#### EXERCISE:
Transcribe all the entries word for word, skipping the pictures.

#### PROVIDED MATERIAL:
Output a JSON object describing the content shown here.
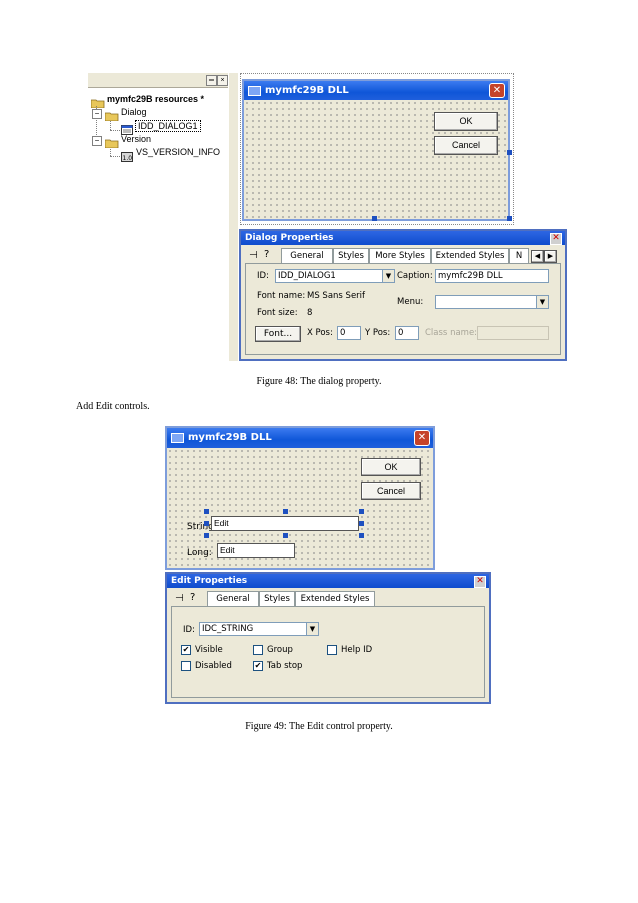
{
  "figure48": {
    "tree": {
      "root_label": "mymfc29B resources *",
      "dialog_folder": "Dialog",
      "dialog_item": "IDD_DIALOG1",
      "version_folder": "Version",
      "version_item": "VS_VERSION_INFO"
    },
    "dialog": {
      "title": "mymfc29B DLL",
      "ok_label": "OK",
      "cancel_label": "Cancel"
    },
    "properties": {
      "title": "Dialog Properties",
      "tabs": [
        "General",
        "Styles",
        "More Styles",
        "Extended Styles",
        "N"
      ],
      "id_label": "ID:",
      "id_value": "IDD_DIALOG1",
      "caption_label": "Caption:",
      "caption_value": "mymfc29B DLL",
      "font_name_label": "Font name:",
      "font_name_value": "MS Sans Serif",
      "font_size_label": "Font size:",
      "font_size_value": "8",
      "menu_label": "Menu:",
      "font_button": "Font...",
      "xpos_label": "X Pos:",
      "xpos_value": "0",
      "ypos_label": "Y Pos:",
      "ypos_value": "0",
      "class_name_label": "Class name:"
    },
    "caption": "Figure 48: The dialog property."
  },
  "body_text": "Add Edit controls.",
  "figure49": {
    "dialog": {
      "title": "mymfc29B DLL",
      "ok_label": "OK",
      "cancel_label": "Cancel",
      "string_label": "String:",
      "long_label": "Long:",
      "edit1_text": "Edit",
      "edit2_text": "Edit"
    },
    "properties": {
      "title": "Edit Properties",
      "tabs": [
        "General",
        "Styles",
        "Extended Styles"
      ],
      "id_label": "ID:",
      "id_value": "IDC_STRING",
      "visible_label": "Visible",
      "visible_checked": "✔",
      "group_label": "Group",
      "help_id_label": "Help ID",
      "disabled_label": "Disabled",
      "tab_stop_label": "Tab stop",
      "tab_stop_checked": "✔"
    },
    "caption": "Figure 49: The Edit control property."
  }
}
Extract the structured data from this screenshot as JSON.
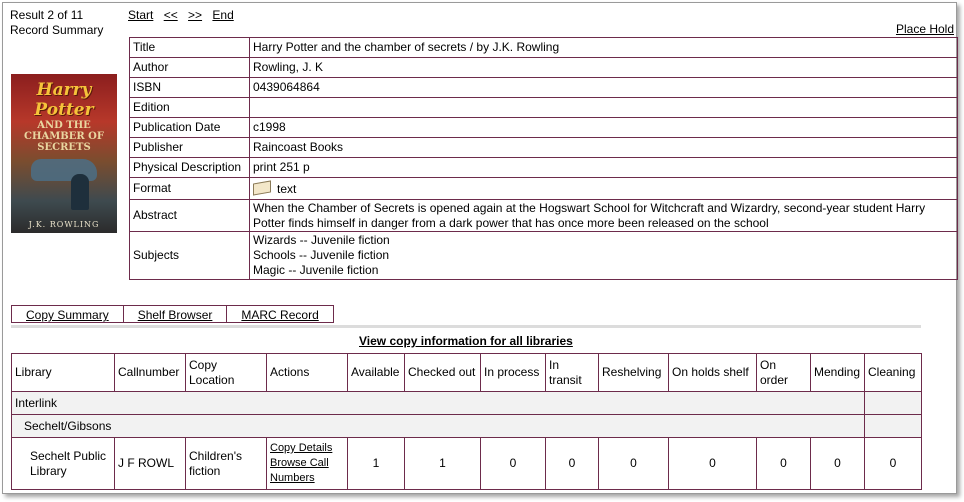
{
  "header": {
    "result": "Result 2 of 11",
    "summary": "Record Summary",
    "nav": {
      "start": "Start",
      "prev": "<<",
      "next": ">>",
      "end": "End"
    },
    "place_hold": "Place Hold"
  },
  "cover": {
    "title": "Harry Potter",
    "subtitle_top": "AND THE",
    "subtitle_bottom": "CHAMBER OF SECRETS",
    "author": "J.K. ROWLING"
  },
  "details": [
    {
      "label": "Title",
      "value": "Harry Potter and the chamber of secrets / by J.K. Rowling"
    },
    {
      "label": "Author",
      "value": "Rowling, J. K"
    },
    {
      "label": "ISBN",
      "value": "0439064864"
    },
    {
      "label": "Edition",
      "value": ""
    },
    {
      "label": "Publication Date",
      "value": "c1998"
    },
    {
      "label": "Publisher",
      "value": "Raincoast Books"
    },
    {
      "label": "Physical Description",
      "value": "print 251 p"
    },
    {
      "label": "Format",
      "value": "text",
      "icon": "book-icon"
    },
    {
      "label": "Abstract",
      "value": "When the Chamber of Secrets is opened again at the Hogswart School for Witchcraft and Wizardry, second-year student Harry Potter finds himself in danger from a dark power that has once more been released on the school"
    },
    {
      "label": "Subjects",
      "lines": [
        "Wizards -- Juvenile fiction",
        "Schools -- Juvenile fiction",
        "Magic -- Juvenile fiction"
      ]
    }
  ],
  "tabs": [
    "Copy Summary",
    "Shelf Browser",
    "MARC Record"
  ],
  "view_all": "View copy information for all libraries",
  "copies": {
    "headers": [
      "Library",
      "Callnumber",
      "Copy Location",
      "Actions",
      "Available",
      "Checked out",
      "In process",
      "In transit",
      "Reshelving",
      "On holds shelf",
      "On order",
      "Mending",
      "Cleaning"
    ],
    "group1": "Interlink",
    "group2": "Sechelt/Gibsons",
    "row": {
      "library": "Sechelt Public Library",
      "callnumber": "J F ROWL",
      "location": "Children's fiction",
      "action1": "Copy Details",
      "action2": "Browse Call Numbers",
      "counts": [
        "1",
        "1",
        "0",
        "0",
        "0",
        "0",
        "0",
        "0",
        "0"
      ]
    }
  }
}
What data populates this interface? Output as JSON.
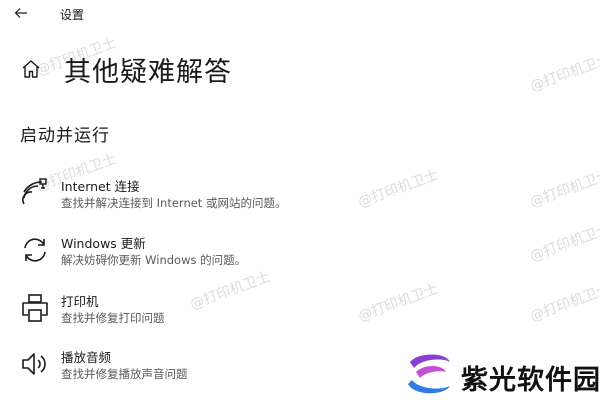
{
  "titlebar": {
    "title": "设置"
  },
  "header": {
    "title": "其他疑难解答"
  },
  "section": {
    "title": "启动并运行"
  },
  "items": [
    {
      "name": "Internet 连接",
      "desc": "查找并解决连接到 Internet 或网站的问题。",
      "icon": "wifi-icon"
    },
    {
      "name": "Windows 更新",
      "desc": "解决妨碍你更新 Windows 的问题。",
      "icon": "refresh-icon"
    },
    {
      "name": "打印机",
      "desc": "查找并修复打印问题",
      "icon": "printer-icon"
    },
    {
      "name": "播放音频",
      "desc": "查找并修复播放声音问题",
      "icon": "speaker-icon"
    }
  ],
  "watermark": {
    "text": "@打印机卫士"
  },
  "logo": {
    "text": "紫光软件园"
  },
  "colors": {
    "background": "#ffffff",
    "text": "#1a1a1a",
    "secondary_text": "#5a5a5a",
    "logo_purple": "#8a3fd1",
    "logo_blue": "#2f7de1"
  }
}
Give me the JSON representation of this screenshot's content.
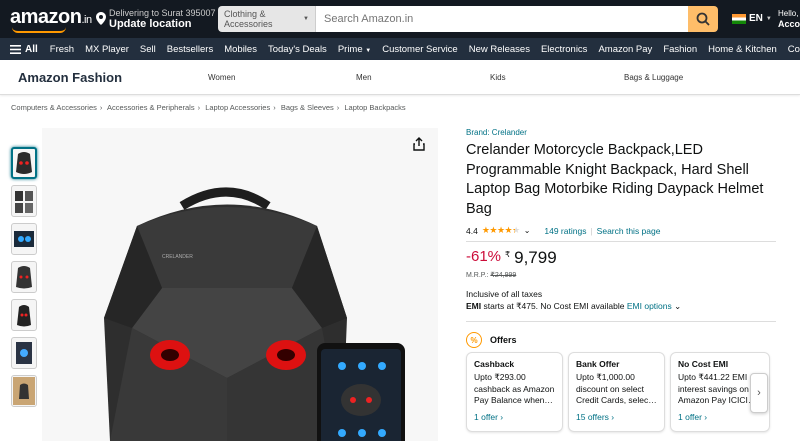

#### ANSWER BELOW:
Output a JSON object describing the content shown here.
{
  "figure48": {
    "tree": {
      "root_label": "mymfc29B resources *",
      "dialog_folder": "Dialog",
      "dialog_item": "IDD_DIALOG1",
      "version_folder": "Version",
      "version_item": "VS_VERSION_INFO"
    },
    "dialog": {
      "title": "mymfc29B DLL",
      "ok_label": "OK",
      "cancel_label": "Cancel"
    },
    "properties": {
      "title": "Dialog Properties",
      "tabs": [
        "General",
        "Styles",
        "More Styles",
        "Extended Styles",
        "N"
      ],
      "id_label": "ID:",
      "id_value": "IDD_DIALOG1",
      "caption_label": "Caption:",
      "caption_value": "mymfc29B DLL",
      "font_name_label": "Font name:",
      "font_name_value": "MS Sans Serif",
      "font_size_label": "Font size:",
      "font_size_value": "8",
      "menu_label": "Menu:",
      "font_button": "Font...",
      "xpos_label": "X Pos:",
      "xpos_value": "0",
      "ypos_label": "Y Pos:",
      "ypos_value": "0",
      "class_name_label": "Class name:"
    },
    "caption": "Figure 48: The dialog property."
  },
  "body_text": "Add Edit controls.",
  "figure49": {
    "dialog": {
      "title": "mymfc29B DLL",
      "ok_label": "OK",
      "cancel_label": "Cancel",
      "string_label": "String:",
      "long_label": "Long:",
      "edit1_text": "Edit",
      "edit2_text": "Edit"
    },
    "properties": {
      "title": "Edit Properties",
      "tabs": [
        "General",
        "Styles",
        "Extended Styles"
      ],
      "id_label": "ID:",
      "id_value": "IDC_STRING",
      "visible_label": "Visible",
      "visible_checked": "✔",
      "group_label": "Group",
      "help_id_label": "Help ID",
      "disabled_label": "Disabled",
      "tab_stop_label": "Tab stop",
      "tab_stop_checked": "✔"
    },
    "caption": "Figure 49: The Edit control property."
  }
}
Extract the structured data from this screenshot as JSON.
{
  "header": {
    "result": "Result 2 of 11",
    "summary": "Record Summary",
    "nav": {
      "start": "Start",
      "prev": "<<",
      "next": ">>",
      "end": "End"
    },
    "place_hold": "Place Hold"
  },
  "cover": {
    "title": "Harry Potter",
    "subtitle_top": "AND THE",
    "subtitle_bottom": "CHAMBER OF SECRETS",
    "author": "J.K. ROWLING"
  },
  "details": [
    {
      "label": "Title",
      "value": "Harry Potter and the chamber of secrets / by J.K. Rowling"
    },
    {
      "label": "Author",
      "value": "Rowling, J. K"
    },
    {
      "label": "ISBN",
      "value": "0439064864"
    },
    {
      "label": "Edition",
      "value": ""
    },
    {
      "label": "Publication Date",
      "value": "c1998"
    },
    {
      "label": "Publisher",
      "value": "Raincoast Books"
    },
    {
      "label": "Physical Description",
      "value": "print 251 p"
    },
    {
      "label": "Format",
      "value": "text",
      "icon": "book-icon"
    },
    {
      "label": "Abstract",
      "value": "When the Chamber of Secrets is opened again at the Hogswart School for Witchcraft and Wizardry, second-year student Harry Potter finds himself in danger from a dark power that has once more been released on the school"
    },
    {
      "label": "Subjects",
      "lines": [
        "Wizards -- Juvenile fiction",
        "Schools -- Juvenile fiction",
        "Magic -- Juvenile fiction"
      ]
    }
  ],
  "tabs": [
    "Copy Summary",
    "Shelf Browser",
    "MARC Record"
  ],
  "view_all": "View copy information for all libraries",
  "copies": {
    "headers": [
      "Library",
      "Callnumber",
      "Copy Location",
      "Actions",
      "Available",
      "Checked out",
      "In process",
      "In transit",
      "Reshelving",
      "On holds shelf",
      "On order",
      "Mending",
      "Cleaning"
    ],
    "group1": "Interlink",
    "group2": "Sechelt/Gibsons",
    "row": {
      "library": "Sechelt Public Library",
      "callnumber": "J F ROWL",
      "location": "Children's fiction",
      "action1": "Copy Details",
      "action2": "Browse Call Numbers",
      "counts": [
        "1",
        "1",
        "0",
        "0",
        "0",
        "0",
        "0",
        "0",
        "0"
      ]
    }
  }
}
What data populates this interface? Output as JSON.
{
  "titlebar": {
    "title": "设置"
  },
  "header": {
    "title": "其他疑难解答"
  },
  "section": {
    "title": "启动并运行"
  },
  "items": [
    {
      "name": "Internet 连接",
      "desc": "查找并解决连接到 Internet 或网站的问题。",
      "icon": "wifi-icon"
    },
    {
      "name": "Windows 更新",
      "desc": "解决妨碍你更新 Windows 的问题。",
      "icon": "refresh-icon"
    },
    {
      "name": "打印机",
      "desc": "查找并修复打印问题",
      "icon": "printer-icon"
    },
    {
      "name": "播放音频",
      "desc": "查找并修复播放声音问题",
      "icon": "speaker-icon"
    }
  ],
  "watermark": {
    "text": "@打印机卫士"
  },
  "logo": {
    "text": "紫光软件园"
  },
  "colors": {
    "background": "#ffffff",
    "text": "#1a1a1a",
    "secondary_text": "#5a5a5a",
    "logo_purple": "#8a3fd1",
    "logo_blue": "#2f7de1"
  }
}
Give me the JSON representation of this screenshot's content.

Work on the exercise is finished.